Written task: Look for the string "欧洲公司" in the lines and copy each line that has it.

**** Task material

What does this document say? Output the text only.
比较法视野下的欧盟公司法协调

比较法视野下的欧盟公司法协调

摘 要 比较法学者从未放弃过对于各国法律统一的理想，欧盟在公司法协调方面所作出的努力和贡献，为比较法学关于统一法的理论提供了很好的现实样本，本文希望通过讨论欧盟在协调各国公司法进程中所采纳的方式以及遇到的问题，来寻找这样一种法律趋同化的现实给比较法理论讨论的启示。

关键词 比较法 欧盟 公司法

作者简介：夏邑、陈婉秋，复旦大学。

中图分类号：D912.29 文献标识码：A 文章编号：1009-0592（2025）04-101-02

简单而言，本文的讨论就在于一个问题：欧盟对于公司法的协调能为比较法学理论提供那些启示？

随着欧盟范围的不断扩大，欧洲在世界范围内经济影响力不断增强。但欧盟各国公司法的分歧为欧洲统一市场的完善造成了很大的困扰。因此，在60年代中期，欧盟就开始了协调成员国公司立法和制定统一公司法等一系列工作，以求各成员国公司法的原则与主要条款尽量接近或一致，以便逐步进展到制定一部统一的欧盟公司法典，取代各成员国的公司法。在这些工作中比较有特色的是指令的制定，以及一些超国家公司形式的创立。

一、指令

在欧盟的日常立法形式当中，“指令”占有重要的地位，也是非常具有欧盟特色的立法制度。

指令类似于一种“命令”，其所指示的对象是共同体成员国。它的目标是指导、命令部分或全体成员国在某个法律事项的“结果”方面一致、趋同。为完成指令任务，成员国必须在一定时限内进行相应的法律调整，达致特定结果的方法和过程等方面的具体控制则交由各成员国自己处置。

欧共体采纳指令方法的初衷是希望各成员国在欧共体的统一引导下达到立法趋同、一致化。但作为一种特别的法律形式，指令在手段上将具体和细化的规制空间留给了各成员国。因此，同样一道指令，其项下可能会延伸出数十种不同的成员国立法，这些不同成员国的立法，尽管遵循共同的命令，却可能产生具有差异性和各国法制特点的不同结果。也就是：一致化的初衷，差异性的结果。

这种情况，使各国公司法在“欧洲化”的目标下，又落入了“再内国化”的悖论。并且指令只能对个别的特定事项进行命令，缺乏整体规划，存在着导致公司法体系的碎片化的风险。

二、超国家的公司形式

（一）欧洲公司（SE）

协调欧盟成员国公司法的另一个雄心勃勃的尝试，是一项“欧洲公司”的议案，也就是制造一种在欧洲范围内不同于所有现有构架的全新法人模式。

********

Exercise solution:
（一）欧洲公司（SE）
协调欧盟成员国公司法的另一个雄心勃勃的尝试，是一项“欧洲公司”的议案，也就是制造一种在欧洲范围内不同于所有现有构架的全新法人模式。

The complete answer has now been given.